Exercise aim: Identify each line containing the word "Grafik" and copy it.

** start Records supplied **

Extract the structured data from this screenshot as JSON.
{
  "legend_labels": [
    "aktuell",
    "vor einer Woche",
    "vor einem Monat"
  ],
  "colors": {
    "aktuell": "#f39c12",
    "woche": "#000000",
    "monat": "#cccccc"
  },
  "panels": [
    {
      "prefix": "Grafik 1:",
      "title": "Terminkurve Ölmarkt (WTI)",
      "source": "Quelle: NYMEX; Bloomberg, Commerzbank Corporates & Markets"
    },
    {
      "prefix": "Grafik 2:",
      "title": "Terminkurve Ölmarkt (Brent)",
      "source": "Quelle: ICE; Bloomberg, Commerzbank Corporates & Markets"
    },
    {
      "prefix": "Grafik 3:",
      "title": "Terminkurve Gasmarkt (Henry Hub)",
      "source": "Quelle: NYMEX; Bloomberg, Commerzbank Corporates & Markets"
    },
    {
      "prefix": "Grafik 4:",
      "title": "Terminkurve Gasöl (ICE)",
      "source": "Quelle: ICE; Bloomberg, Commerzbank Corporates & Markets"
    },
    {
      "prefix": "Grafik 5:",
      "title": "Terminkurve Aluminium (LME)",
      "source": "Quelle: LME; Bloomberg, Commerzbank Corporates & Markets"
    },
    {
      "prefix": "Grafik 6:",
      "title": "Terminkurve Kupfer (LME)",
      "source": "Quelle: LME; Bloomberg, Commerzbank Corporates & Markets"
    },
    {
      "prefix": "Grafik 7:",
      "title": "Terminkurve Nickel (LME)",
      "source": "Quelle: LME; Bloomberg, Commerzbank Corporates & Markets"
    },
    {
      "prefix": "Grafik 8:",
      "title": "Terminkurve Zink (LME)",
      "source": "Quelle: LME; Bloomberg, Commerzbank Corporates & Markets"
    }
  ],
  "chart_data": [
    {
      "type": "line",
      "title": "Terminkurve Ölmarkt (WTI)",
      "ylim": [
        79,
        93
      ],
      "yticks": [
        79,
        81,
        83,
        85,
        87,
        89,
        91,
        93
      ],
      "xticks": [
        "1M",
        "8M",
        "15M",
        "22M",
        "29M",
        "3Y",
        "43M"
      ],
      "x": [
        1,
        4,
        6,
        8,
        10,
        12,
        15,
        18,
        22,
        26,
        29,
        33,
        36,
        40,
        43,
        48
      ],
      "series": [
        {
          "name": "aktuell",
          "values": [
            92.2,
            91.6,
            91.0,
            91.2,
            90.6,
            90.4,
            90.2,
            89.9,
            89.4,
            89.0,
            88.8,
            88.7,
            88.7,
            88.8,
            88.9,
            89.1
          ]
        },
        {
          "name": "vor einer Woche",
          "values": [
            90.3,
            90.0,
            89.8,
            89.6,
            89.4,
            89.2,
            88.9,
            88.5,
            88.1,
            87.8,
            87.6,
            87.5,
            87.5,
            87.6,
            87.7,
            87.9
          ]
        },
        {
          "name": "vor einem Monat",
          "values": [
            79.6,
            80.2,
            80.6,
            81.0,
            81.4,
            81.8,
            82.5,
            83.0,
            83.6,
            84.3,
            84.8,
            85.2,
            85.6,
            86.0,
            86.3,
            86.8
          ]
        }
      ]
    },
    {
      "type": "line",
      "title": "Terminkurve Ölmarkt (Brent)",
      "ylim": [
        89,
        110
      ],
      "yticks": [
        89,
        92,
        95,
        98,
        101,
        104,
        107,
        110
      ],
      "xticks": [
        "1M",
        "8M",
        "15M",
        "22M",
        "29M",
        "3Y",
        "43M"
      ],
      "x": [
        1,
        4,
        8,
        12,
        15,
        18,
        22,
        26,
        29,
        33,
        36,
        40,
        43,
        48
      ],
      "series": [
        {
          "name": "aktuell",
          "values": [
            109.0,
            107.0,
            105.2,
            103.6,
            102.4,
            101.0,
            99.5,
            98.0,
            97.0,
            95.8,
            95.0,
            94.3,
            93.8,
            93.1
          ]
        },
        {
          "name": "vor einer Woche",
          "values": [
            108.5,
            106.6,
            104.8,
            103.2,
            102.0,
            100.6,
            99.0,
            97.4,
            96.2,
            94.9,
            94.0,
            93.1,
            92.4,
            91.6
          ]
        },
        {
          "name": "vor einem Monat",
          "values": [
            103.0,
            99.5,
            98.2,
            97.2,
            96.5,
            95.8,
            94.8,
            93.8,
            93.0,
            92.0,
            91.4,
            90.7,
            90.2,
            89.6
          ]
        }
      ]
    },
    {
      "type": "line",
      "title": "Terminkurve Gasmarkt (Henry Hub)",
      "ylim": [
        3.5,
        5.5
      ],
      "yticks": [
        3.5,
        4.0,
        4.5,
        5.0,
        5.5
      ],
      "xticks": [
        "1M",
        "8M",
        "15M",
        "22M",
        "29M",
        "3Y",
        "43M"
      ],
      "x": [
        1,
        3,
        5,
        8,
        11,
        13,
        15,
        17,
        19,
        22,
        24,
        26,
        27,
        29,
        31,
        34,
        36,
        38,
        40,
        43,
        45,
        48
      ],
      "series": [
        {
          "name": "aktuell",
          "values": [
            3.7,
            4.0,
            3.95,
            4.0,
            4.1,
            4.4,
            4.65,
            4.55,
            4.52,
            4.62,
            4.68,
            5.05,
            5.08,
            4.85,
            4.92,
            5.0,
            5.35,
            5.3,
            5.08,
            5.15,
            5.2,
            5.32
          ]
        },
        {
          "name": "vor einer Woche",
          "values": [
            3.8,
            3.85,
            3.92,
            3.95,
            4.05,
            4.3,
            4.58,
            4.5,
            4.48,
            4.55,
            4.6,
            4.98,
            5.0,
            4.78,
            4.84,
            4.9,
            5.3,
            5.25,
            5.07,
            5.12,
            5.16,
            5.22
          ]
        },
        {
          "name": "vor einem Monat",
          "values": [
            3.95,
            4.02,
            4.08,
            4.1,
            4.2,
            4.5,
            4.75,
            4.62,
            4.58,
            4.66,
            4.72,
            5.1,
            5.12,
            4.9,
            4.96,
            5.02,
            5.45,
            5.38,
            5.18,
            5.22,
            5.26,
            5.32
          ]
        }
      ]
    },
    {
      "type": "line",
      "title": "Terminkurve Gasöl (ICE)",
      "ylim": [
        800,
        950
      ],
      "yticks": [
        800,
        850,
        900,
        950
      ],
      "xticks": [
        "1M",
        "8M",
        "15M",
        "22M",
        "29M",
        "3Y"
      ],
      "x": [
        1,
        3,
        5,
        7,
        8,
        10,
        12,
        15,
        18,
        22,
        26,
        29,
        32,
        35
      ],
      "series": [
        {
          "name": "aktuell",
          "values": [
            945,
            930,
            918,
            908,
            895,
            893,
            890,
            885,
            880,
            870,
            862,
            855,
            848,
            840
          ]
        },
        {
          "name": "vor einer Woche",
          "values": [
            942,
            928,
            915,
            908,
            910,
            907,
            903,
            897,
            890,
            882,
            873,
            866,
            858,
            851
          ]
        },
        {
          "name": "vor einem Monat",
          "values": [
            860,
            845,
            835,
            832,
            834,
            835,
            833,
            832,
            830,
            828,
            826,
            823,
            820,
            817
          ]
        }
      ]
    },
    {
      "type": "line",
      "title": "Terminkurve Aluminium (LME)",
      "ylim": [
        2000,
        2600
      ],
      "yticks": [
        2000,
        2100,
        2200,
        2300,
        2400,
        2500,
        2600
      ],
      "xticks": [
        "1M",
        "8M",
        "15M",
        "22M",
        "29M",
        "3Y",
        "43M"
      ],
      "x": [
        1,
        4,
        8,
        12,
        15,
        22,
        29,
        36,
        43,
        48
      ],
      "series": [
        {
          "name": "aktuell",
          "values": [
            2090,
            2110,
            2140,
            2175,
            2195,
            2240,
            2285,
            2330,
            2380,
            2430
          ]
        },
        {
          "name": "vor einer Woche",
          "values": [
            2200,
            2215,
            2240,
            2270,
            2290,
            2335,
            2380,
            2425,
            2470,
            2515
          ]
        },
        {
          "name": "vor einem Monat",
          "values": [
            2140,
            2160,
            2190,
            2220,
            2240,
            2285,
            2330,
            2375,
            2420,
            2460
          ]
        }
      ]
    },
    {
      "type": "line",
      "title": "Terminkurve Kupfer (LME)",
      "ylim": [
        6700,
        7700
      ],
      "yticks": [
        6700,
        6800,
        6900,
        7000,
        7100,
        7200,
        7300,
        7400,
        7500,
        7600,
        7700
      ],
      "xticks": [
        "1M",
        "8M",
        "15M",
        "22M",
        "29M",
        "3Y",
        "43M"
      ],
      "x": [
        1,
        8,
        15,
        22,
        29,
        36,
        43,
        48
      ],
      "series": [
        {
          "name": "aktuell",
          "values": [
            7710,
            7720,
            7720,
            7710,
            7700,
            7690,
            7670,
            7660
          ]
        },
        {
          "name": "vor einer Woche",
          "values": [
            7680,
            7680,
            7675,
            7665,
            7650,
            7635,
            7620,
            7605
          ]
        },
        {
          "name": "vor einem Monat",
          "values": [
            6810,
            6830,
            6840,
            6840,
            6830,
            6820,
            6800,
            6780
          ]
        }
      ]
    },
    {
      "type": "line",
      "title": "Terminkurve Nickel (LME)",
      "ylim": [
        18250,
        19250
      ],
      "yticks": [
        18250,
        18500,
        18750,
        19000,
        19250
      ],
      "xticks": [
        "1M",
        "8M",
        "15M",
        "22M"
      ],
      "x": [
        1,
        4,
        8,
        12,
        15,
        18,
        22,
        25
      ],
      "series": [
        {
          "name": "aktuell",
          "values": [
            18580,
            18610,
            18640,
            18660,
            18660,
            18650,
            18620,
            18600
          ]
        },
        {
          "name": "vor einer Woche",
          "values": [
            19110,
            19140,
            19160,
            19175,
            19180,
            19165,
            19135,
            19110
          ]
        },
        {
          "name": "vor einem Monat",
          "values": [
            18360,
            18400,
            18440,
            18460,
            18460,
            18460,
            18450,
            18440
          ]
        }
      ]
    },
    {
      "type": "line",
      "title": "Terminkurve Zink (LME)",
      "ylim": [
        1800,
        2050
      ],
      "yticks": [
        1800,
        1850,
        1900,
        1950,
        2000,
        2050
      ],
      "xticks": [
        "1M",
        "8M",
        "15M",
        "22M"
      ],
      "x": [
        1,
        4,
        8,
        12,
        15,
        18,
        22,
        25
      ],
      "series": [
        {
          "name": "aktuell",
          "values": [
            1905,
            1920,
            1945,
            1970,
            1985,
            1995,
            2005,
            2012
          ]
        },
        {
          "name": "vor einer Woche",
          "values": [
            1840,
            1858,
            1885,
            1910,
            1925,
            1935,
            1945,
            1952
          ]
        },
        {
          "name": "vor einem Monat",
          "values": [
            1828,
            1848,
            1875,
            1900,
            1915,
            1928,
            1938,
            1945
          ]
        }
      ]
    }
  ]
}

** end Records supplied **

Response to this exercise:
      "prefix": "Grafik 1:",
      "prefix": "Grafik 2:",
      "prefix": "Grafik 3:",
      "prefix": "Grafik 4:",
      "prefix": "Grafik 5:",
      "prefix": "Grafik 6:",
      "prefix": "Grafik 7:",
      "prefix": "Grafik 8:",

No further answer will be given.